## [What to work on]
Retype the data that follows line by line, exactly, and leave its pictures out.

## [Exercise materials]
_____

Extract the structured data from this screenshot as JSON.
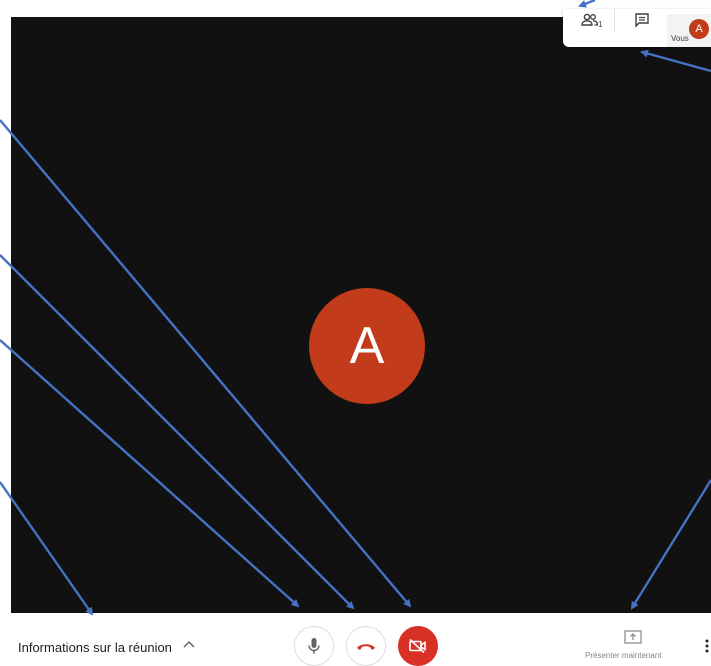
{
  "participant": {
    "initial": "A"
  },
  "top_bar": {
    "people_count": "1",
    "self_initial": "A",
    "self_label": "Vous"
  },
  "bottom_bar": {
    "meeting_info_label": "Informations sur la réunion",
    "present_label": "Présenter maintenant"
  },
  "icons": {
    "people": "people-icon",
    "chat": "chat-icon",
    "chevron": "chevron-up-icon",
    "mic": "mic-icon",
    "hangup": "hang-up-icon",
    "camera": "camera-off-icon",
    "present": "present-screen-icon",
    "more": "more-vert-icon"
  },
  "colors": {
    "avatar": "#c23b1b",
    "danger": "#d93025",
    "stage": "#111111",
    "annotation_arrow": "#4472c4"
  }
}
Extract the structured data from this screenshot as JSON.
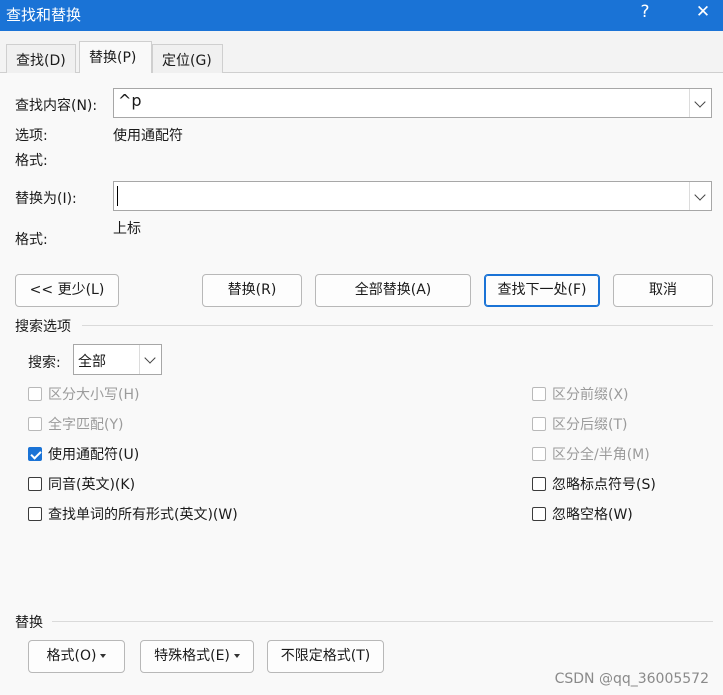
{
  "window": {
    "title": "查找和替换",
    "help_icon": "?",
    "close_icon": "✕"
  },
  "tabs": [
    {
      "label": "查找(D)"
    },
    {
      "label": "替换(P)"
    },
    {
      "label": "定位(G)"
    }
  ],
  "find": {
    "label": "查找内容(N):",
    "value": "^p",
    "options_label": "选项:",
    "options_value": "使用通配符",
    "format_label": "格式:"
  },
  "replace": {
    "label": "替换为(I):",
    "value": "",
    "format_label": "格式:",
    "format_value": "上标"
  },
  "buttons": {
    "less": "<< 更少(L)",
    "replace": "替换(R)",
    "replace_all": "全部替换(A)",
    "find_next": "查找下一处(F)",
    "cancel": "取消"
  },
  "search_options": {
    "title": "搜索选项",
    "search_label": "搜索:",
    "search_value": "全部",
    "left_checks": [
      {
        "label": "区分大小写(H)",
        "checked": false,
        "disabled": true
      },
      {
        "label": "全字匹配(Y)",
        "checked": false,
        "disabled": true
      },
      {
        "label": "使用通配符(U)",
        "checked": true,
        "disabled": false
      },
      {
        "label": "同音(英文)(K)",
        "checked": false,
        "disabled": false
      },
      {
        "label": "查找单词的所有形式(英文)(W)",
        "checked": false,
        "disabled": false
      }
    ],
    "right_checks": [
      {
        "label": "区分前缀(X)",
        "checked": false,
        "disabled": true
      },
      {
        "label": "区分后缀(T)",
        "checked": false,
        "disabled": true
      },
      {
        "label": "区分全/半角(M)",
        "checked": false,
        "disabled": true
      },
      {
        "label": "忽略标点符号(S)",
        "checked": false,
        "disabled": false
      },
      {
        "label": "忽略空格(W)",
        "checked": false,
        "disabled": false
      }
    ]
  },
  "replace_section": {
    "title": "替换",
    "format_button": "格式(O)",
    "special_button": "特殊格式(E)",
    "no_format_button": "不限定格式(T)"
  },
  "watermark": "CSDN @qq_36005572",
  "colors": {
    "titlebar": "#1a73d6",
    "accent": "#1a73d6"
  }
}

_____

## [Output]
Extract the structured data from this screenshot as JSON.
{
  "participant": {
    "initial": "A"
  },
  "top_bar": {
    "people_count": "1",
    "self_initial": "A",
    "self_label": "Vous"
  },
  "bottom_bar": {
    "meeting_info_label": "Informations sur la réunion",
    "present_label": "Présenter maintenant"
  },
  "icons": {
    "people": "people-icon",
    "chat": "chat-icon",
    "chevron": "chevron-up-icon",
    "mic": "mic-icon",
    "hangup": "hang-up-icon",
    "camera": "camera-off-icon",
    "present": "present-screen-icon",
    "more": "more-vert-icon"
  },
  "colors": {
    "avatar": "#c23b1b",
    "danger": "#d93025",
    "stage": "#111111",
    "annotation_arrow": "#4472c4"
  }
}
Extract the structured data from this screenshot as JSON.
{
  "window": {
    "title": "查找和替换",
    "help_icon": "?",
    "close_icon": "✕"
  },
  "tabs": [
    {
      "label": "查找(D)"
    },
    {
      "label": "替换(P)"
    },
    {
      "label": "定位(G)"
    }
  ],
  "find": {
    "label": "查找内容(N):",
    "value": "^p",
    "options_label": "选项:",
    "options_value": "使用通配符",
    "format_label": "格式:"
  },
  "replace": {
    "label": "替换为(I):",
    "value": "",
    "format_label": "格式:",
    "format_value": "上标"
  },
  "buttons": {
    "less": "<< 更少(L)",
    "replace": "替换(R)",
    "replace_all": "全部替换(A)",
    "find_next": "查找下一处(F)",
    "cancel": "取消"
  },
  "search_options": {
    "title": "搜索选项",
    "search_label": "搜索:",
    "search_value": "全部",
    "left_checks": [
      {
        "label": "区分大小写(H)",
        "checked": false,
        "disabled": true
      },
      {
        "label": "全字匹配(Y)",
        "checked": false,
        "disabled": true
      },
      {
        "label": "使用通配符(U)",
        "checked": true,
        "disabled": false
      },
      {
        "label": "同音(英文)(K)",
        "checked": false,
        "disabled": false
      },
      {
        "label": "查找单词的所有形式(英文)(W)",
        "checked": false,
        "disabled": false
      }
    ],
    "right_checks": [
      {
        "label": "区分前缀(X)",
        "checked": false,
        "disabled": true
      },
      {
        "label": "区分后缀(T)",
        "checked": false,
        "disabled": true
      },
      {
        "label": "区分全/半角(M)",
        "checked": false,
        "disabled": true
      },
      {
        "label": "忽略标点符号(S)",
        "checked": false,
        "disabled": false
      },
      {
        "label": "忽略空格(W)",
        "checked": false,
        "disabled": false
      }
    ]
  },
  "replace_section": {
    "title": "替换",
    "format_button": "格式(O)",
    "special_button": "特殊格式(E)",
    "no_format_button": "不限定格式(T)"
  },
  "watermark": "CSDN @qq_36005572",
  "colors": {
    "titlebar": "#1a73d6",
    "accent": "#1a73d6"
  }
}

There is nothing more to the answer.